Exercise instructions – Reading the listing below, count the lines that contain the word "axis" and give that count alone.

Records for processing –
● ● ● ●
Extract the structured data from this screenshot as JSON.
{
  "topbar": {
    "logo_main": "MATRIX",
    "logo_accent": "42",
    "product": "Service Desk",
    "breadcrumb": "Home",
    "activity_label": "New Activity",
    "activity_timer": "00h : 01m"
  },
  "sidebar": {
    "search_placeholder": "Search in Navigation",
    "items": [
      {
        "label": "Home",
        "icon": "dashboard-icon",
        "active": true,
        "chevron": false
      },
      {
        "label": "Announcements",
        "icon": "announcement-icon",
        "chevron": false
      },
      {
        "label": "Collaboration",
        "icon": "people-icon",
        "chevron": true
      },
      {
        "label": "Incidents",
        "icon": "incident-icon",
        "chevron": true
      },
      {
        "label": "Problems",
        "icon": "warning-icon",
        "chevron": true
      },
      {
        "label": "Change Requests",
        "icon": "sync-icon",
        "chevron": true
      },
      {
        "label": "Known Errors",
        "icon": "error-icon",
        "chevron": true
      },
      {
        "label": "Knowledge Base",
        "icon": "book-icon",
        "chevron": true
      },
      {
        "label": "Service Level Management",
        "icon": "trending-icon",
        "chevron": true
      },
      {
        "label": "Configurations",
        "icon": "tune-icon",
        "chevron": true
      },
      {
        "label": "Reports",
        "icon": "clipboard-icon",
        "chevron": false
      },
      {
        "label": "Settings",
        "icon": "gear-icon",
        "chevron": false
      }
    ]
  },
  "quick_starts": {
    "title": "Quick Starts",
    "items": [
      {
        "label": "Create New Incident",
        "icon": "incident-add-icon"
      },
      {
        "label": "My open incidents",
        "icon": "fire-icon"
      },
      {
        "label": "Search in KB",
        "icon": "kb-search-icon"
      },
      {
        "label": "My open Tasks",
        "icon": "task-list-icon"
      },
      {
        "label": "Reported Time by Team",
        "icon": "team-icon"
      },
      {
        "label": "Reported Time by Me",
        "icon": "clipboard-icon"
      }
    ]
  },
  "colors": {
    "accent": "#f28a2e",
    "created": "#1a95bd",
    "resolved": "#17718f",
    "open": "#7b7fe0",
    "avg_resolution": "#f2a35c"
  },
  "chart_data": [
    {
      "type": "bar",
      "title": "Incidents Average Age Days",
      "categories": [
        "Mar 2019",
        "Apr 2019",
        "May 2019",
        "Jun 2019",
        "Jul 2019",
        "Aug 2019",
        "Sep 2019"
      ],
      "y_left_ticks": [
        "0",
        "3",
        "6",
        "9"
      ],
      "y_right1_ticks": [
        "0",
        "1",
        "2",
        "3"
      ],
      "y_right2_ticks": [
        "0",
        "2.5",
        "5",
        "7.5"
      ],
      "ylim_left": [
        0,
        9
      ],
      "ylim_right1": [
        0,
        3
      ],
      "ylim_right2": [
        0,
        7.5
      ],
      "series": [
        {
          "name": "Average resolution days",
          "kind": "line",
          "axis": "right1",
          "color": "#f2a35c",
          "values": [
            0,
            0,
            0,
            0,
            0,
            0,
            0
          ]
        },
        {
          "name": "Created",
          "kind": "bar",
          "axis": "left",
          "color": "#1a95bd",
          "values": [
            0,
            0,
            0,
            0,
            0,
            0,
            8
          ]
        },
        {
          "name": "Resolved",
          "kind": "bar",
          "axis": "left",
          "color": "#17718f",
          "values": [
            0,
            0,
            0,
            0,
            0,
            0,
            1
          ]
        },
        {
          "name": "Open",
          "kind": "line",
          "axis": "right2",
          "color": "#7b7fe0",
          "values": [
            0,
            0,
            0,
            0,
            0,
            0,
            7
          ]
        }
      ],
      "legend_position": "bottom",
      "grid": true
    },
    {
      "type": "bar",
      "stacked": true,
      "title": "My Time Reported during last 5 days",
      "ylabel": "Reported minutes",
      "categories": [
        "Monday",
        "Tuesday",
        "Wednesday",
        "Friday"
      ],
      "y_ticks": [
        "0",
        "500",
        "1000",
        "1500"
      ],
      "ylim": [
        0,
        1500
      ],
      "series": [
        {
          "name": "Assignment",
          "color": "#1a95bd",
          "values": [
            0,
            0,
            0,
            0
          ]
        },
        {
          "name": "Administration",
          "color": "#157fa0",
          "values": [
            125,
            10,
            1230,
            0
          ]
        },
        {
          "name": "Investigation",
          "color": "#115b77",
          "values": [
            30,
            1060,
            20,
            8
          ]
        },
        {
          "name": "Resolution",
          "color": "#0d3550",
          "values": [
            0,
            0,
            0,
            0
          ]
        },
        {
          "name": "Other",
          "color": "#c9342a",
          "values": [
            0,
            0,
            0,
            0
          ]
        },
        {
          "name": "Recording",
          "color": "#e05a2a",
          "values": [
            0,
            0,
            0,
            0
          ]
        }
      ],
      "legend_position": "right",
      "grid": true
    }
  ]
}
● ● ● ●
Output below – 4